Data extracted from a collection:

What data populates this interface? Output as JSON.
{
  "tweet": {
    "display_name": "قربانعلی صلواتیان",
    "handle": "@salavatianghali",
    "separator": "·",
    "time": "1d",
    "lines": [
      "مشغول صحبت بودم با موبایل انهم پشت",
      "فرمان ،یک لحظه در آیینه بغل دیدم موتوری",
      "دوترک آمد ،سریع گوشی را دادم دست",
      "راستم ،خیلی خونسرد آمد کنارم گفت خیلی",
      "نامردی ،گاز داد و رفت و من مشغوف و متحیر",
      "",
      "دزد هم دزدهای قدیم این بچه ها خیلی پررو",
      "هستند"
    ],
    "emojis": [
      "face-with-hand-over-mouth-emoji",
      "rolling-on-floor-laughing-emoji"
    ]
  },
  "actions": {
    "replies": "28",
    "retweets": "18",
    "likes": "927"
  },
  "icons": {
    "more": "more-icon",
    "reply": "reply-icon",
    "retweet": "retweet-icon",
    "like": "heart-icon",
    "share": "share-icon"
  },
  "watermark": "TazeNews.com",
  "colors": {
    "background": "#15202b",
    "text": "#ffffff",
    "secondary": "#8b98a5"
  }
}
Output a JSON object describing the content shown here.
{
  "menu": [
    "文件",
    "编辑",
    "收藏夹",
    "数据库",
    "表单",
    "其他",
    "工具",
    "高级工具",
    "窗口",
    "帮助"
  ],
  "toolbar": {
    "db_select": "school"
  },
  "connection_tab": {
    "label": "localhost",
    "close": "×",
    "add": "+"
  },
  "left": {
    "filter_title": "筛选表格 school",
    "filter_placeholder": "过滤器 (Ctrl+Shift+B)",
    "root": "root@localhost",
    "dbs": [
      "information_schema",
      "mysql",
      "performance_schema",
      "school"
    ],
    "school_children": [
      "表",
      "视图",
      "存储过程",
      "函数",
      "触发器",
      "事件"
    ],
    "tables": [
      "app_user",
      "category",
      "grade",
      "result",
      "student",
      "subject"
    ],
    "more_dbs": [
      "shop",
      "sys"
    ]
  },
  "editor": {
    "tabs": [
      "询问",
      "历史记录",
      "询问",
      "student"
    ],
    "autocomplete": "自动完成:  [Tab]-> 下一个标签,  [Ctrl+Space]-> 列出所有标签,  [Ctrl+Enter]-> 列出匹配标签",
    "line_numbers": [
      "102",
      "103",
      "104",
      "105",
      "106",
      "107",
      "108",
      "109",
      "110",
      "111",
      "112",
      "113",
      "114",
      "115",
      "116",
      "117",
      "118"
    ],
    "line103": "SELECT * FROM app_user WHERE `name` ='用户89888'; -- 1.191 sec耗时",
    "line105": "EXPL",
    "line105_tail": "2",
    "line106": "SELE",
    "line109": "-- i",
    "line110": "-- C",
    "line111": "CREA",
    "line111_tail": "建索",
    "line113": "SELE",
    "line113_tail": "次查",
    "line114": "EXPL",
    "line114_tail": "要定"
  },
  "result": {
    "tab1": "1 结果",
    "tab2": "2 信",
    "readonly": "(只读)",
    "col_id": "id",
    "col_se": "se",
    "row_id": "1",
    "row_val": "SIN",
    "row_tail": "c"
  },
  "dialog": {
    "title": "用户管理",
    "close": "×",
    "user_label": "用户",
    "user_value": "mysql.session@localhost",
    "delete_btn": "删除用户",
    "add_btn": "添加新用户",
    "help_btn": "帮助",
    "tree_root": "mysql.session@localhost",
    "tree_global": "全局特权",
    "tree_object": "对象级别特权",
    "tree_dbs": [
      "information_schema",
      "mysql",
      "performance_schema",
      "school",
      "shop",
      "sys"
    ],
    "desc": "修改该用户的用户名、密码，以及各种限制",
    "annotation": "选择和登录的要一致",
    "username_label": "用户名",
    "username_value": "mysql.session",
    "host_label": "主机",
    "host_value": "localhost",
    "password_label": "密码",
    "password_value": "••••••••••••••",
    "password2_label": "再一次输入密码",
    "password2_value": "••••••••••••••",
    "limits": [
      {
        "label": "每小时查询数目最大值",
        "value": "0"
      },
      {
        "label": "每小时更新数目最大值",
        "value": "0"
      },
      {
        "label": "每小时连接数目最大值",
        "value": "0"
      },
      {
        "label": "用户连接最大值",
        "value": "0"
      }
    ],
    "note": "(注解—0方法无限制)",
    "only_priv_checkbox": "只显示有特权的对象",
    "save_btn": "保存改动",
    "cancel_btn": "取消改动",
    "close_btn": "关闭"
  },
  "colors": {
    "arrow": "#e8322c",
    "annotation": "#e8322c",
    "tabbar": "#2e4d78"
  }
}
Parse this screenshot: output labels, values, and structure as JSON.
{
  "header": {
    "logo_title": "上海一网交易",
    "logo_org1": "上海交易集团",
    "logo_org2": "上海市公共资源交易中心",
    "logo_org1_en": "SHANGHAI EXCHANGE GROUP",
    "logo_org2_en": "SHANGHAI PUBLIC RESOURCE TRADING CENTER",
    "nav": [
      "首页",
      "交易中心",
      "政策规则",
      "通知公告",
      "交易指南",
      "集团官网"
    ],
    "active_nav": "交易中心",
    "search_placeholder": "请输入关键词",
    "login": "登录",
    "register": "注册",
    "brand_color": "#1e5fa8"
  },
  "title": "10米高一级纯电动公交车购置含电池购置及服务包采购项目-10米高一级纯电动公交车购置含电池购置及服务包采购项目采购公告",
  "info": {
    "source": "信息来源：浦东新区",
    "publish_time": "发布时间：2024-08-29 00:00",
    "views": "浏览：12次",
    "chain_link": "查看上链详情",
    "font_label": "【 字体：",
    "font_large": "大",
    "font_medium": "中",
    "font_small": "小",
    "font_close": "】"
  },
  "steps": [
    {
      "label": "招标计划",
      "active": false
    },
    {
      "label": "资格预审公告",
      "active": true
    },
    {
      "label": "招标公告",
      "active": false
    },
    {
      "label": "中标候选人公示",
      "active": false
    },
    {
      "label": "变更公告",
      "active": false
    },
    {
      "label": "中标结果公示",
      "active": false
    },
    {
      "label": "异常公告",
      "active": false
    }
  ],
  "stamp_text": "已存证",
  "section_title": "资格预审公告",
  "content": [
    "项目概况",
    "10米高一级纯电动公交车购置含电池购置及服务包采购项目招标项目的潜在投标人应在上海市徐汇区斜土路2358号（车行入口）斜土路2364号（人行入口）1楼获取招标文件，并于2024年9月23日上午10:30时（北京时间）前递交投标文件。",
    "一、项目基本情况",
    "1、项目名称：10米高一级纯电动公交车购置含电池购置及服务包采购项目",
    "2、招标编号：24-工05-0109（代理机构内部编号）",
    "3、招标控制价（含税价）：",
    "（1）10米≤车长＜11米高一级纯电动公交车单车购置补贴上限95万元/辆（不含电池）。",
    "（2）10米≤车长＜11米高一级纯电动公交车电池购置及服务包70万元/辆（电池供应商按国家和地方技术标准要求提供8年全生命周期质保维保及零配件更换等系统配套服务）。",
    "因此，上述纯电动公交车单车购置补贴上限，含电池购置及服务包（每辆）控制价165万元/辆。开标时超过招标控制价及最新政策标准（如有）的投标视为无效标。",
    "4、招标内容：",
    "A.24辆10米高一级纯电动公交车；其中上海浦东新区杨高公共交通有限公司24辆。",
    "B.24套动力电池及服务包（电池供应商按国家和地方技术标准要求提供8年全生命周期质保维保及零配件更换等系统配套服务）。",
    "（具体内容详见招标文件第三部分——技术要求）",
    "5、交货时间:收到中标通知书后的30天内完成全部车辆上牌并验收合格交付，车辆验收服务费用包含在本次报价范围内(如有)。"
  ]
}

What you will do ▸
Copy every line exactly. Leave nothing out.

Expected answer ▸
What data populates this interface? Output as JSON.
{
  "tweet": {
    "display_name": "قربانعلی صلواتیان",
    "handle": "@salavatianghali",
    "separator": "·",
    "time": "1d",
    "lines": [
      "مشغول صحبت بودم با موبایل انهم پشت",
      "فرمان ،یک لحظه در آیینه بغل دیدم موتوری",
      "دوترک آمد ،سریع گوشی را دادم دست",
      "راستم ،خیلی خونسرد آمد کنارم گفت خیلی",
      "نامردی ،گاز داد و رفت و من مشغوف و متحیر",
      "",
      "دزد هم دزدهای قدیم این بچه ها خیلی پررو",
      "هستند"
    ],
    "emojis": [
      "face-with-hand-over-mouth-emoji",
      "rolling-on-floor-laughing-emoji"
    ]
  },
  "actions": {
    "replies": "28",
    "retweets": "18",
    "likes": "927"
  },
  "icons": {
    "more": "more-icon",
    "reply": "reply-icon",
    "retweet": "retweet-icon",
    "like": "heart-icon",
    "share": "share-icon"
  },
  "watermark": "TazeNews.com",
  "colors": {
    "background": "#15202b",
    "text": "#ffffff",
    "secondary": "#8b98a5"
  }
}
Output a JSON object describing the content shown here.
{
  "menu": [
    "文件",
    "编辑",
    "收藏夹",
    "数据库",
    "表单",
    "其他",
    "工具",
    "高级工具",
    "窗口",
    "帮助"
  ],
  "toolbar": {
    "db_select": "school"
  },
  "connection_tab": {
    "label": "localhost",
    "close": "×",
    "add": "+"
  },
  "left": {
    "filter_title": "筛选表格 school",
    "filter_placeholder": "过滤器 (Ctrl+Shift+B)",
    "root": "root@localhost",
    "dbs": [
      "information_schema",
      "mysql",
      "performance_schema",
      "school"
    ],
    "school_children": [
      "表",
      "视图",
      "存储过程",
      "函数",
      "触发器",
      "事件"
    ],
    "tables": [
      "app_user",
      "category",
      "grade",
      "result",
      "student",
      "subject"
    ],
    "more_dbs": [
      "shop",
      "sys"
    ]
  },
  "editor": {
    "tabs": [
      "询问",
      "历史记录",
      "询问",
      "student"
    ],
    "autocomplete": "自动完成:  [Tab]-> 下一个标签,  [Ctrl+Space]-> 列出所有标签,  [Ctrl+Enter]-> 列出匹配标签",
    "line_numbers": [
      "102",
      "103",
      "104",
      "105",
      "106",
      "107",
      "108",
      "109",
      "110",
      "111",
      "112",
      "113",
      "114",
      "115",
      "116",
      "117",
      "118"
    ],
    "line103": "SELECT * FROM app_user WHERE `name` ='用户89888'; -- 1.191 sec耗时",
    "line105": "EXPL",
    "line105_tail": "2",
    "line106": "SELE",
    "line109": "-- i",
    "line110": "-- C",
    "line111": "CREA",
    "line111_tail": "建索",
    "line113": "SELE",
    "line113_tail": "次查",
    "line114": "EXPL",
    "line114_tail": "要定"
  },
  "result": {
    "tab1": "1 结果",
    "tab2": "2 信",
    "readonly": "(只读)",
    "col_id": "id",
    "col_se": "se",
    "row_id": "1",
    "row_val": "SIN",
    "row_tail": "c"
  },
  "dialog": {
    "title": "用户管理",
    "close": "×",
    "user_label": "用户",
    "user_value": "mysql.session@localhost",
    "delete_btn": "删除用户",
    "add_btn": "添加新用户",
    "help_btn": "帮助",
    "tree_root": "mysql.session@localhost",
    "tree_global": "全局特权",
    "tree_object": "对象级别特权",
    "tree_dbs": [
      "information_schema",
      "mysql",
      "performance_schema",
      "school",
      "shop",
      "sys"
    ],
    "desc": "修改该用户的用户名、密码，以及各种限制",
    "annotation": "选择和登录的要一致",
    "username_label": "用户名",
    "username_value": "mysql.session",
    "host_label": "主机",
    "host_value": "localhost",
    "password_label": "密码",
    "password_value": "••••••••••••••",
    "password2_label": "再一次输入密码",
    "password2_value": "••••••••••••••",
    "limits": [
      {
        "label": "每小时查询数目最大值",
        "value": "0"
      },
      {
        "label": "每小时更新数目最大值",
        "value": "0"
      },
      {
        "label": "每小时连接数目最大值",
        "value": "0"
      },
      {
        "label": "用户连接最大值",
        "value": "0"
      }
    ],
    "note": "(注解—0方法无限制)",
    "only_priv_checkbox": "只显示有特权的对象",
    "save_btn": "保存改动",
    "cancel_btn": "取消改动",
    "close_btn": "关闭"
  },
  "colors": {
    "arrow": "#e8322c",
    "annotation": "#e8322c",
    "tabbar": "#2e4d78"
  }
}
Parse this screenshot: output labels, values, and structure as JSON.
{
  "header": {
    "logo_title": "上海一网交易",
    "logo_org1": "上海交易集团",
    "logo_org2": "上海市公共资源交易中心",
    "logo_org1_en": "SHANGHAI EXCHANGE GROUP",
    "logo_org2_en": "SHANGHAI PUBLIC RESOURCE TRADING CENTER",
    "nav": [
      "首页",
      "交易中心",
      "政策规则",
      "通知公告",
      "交易指南",
      "集团官网"
    ],
    "active_nav": "交易中心",
    "search_placeholder": "请输入关键词",
    "login": "登录",
    "register": "注册",
    "brand_color": "#1e5fa8"
  },
  "title": "10米高一级纯电动公交车购置含电池购置及服务包采购项目-10米高一级纯电动公交车购置含电池购置及服务包采购项目采购公告",
  "info": {
    "source": "信息来源：浦东新区",
    "publish_time": "发布时间：2024-08-29 00:00",
    "views": "浏览：12次",
    "chain_link": "查看上链详情",
    "font_label": "【 字体：",
    "font_large": "大",
    "font_medium": "中",
    "font_small": "小",
    "font_close": "】"
  },
  "steps": [
    {
      "label": "招标计划",
      "active": false
    },
    {
      "label": "资格预审公告",
      "active": true
    },
    {
      "label": "招标公告",
      "active": false
    },
    {
      "label": "中标候选人公示",
      "active": false
    },
    {
      "label": "变更公告",
      "active": false
    },
    {
      "label": "中标结果公示",
      "active": false
    },
    {
      "label": "异常公告",
      "active": false
    }
  ],
  "stamp_text": "已存证",
  "section_title": "资格预审公告",
  "content": [
    "项目概况",
    "10米高一级纯电动公交车购置含电池购置及服务包采购项目招标项目的潜在投标人应在上海市徐汇区斜土路2358号（车行入口）斜土路2364号（人行入口）1楼获取招标文件，并于2024年9月23日上午10:30时（北京时间）前递交投标文件。",
    "一、项目基本情况",
    "1、项目名称：10米高一级纯电动公交车购置含电池购置及服务包采购项目",
    "2、招标编号：24-工05-0109（代理机构内部编号）",
    "3、招标控制价（含税价）：",
    "（1）10米≤车长＜11米高一级纯电动公交车单车购置补贴上限95万元/辆（不含电池）。",
    "（2）10米≤车长＜11米高一级纯电动公交车电池购置及服务包70万元/辆（电池供应商按国家和地方技术标准要求提供8年全生命周期质保维保及零配件更换等系统配套服务）。",
    "因此，上述纯电动公交车单车购置补贴上限，含电池购置及服务包（每辆）控制价165万元/辆。开标时超过招标控制价及最新政策标准（如有）的投标视为无效标。",
    "4、招标内容：",
    "A.24辆10米高一级纯电动公交车；其中上海浦东新区杨高公共交通有限公司24辆。",
    "B.24套动力电池及服务包（电池供应商按国家和地方技术标准要求提供8年全生命周期质保维保及零配件更换等系统配套服务）。",
    "（具体内容详见招标文件第三部分——技术要求）",
    "5、交货时间:收到中标通知书后的30天内完成全部车辆上牌并验收合格交付，车辆验收服务费用包含在本次报价范围内(如有)。"
  ]
}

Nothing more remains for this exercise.